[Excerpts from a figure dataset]

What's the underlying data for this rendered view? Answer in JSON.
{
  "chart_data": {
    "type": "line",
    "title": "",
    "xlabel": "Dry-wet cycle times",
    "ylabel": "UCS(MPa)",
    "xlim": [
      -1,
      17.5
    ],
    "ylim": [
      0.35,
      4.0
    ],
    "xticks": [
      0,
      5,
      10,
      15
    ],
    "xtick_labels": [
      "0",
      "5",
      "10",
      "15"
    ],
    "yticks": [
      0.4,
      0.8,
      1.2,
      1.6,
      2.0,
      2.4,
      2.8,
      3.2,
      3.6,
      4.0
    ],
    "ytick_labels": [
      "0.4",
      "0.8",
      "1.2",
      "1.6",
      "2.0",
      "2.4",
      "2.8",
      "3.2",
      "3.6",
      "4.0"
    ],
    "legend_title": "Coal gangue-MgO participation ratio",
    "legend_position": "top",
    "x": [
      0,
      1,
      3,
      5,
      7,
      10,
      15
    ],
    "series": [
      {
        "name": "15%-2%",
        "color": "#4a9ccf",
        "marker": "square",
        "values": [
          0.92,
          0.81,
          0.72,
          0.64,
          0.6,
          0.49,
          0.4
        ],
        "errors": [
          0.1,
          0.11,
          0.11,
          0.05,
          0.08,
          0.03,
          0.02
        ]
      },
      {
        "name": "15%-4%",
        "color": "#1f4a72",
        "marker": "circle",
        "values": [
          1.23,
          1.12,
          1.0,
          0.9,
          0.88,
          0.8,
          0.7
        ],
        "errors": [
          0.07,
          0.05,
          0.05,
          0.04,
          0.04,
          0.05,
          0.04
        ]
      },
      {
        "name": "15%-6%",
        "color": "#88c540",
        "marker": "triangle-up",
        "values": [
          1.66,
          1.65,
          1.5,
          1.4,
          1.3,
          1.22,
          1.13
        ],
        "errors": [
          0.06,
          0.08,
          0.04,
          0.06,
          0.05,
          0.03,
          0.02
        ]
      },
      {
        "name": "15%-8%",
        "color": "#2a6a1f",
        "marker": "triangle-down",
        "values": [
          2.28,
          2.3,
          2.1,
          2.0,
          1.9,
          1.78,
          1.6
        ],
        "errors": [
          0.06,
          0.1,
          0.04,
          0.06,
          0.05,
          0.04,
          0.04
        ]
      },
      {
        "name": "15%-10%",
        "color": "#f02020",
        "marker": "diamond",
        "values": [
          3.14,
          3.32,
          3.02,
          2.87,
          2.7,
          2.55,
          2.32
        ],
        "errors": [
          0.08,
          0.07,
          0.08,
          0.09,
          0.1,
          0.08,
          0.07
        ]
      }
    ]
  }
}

■ REQUIRED WORK
In the material above, show every line where the word "marker" turns up.

■ EXERCISE RESPONSE
        "marker": "square",
        "marker": "circle",
        "marker": "triangle-up",
        "marker": "triangle-down",
        "marker": "diamond",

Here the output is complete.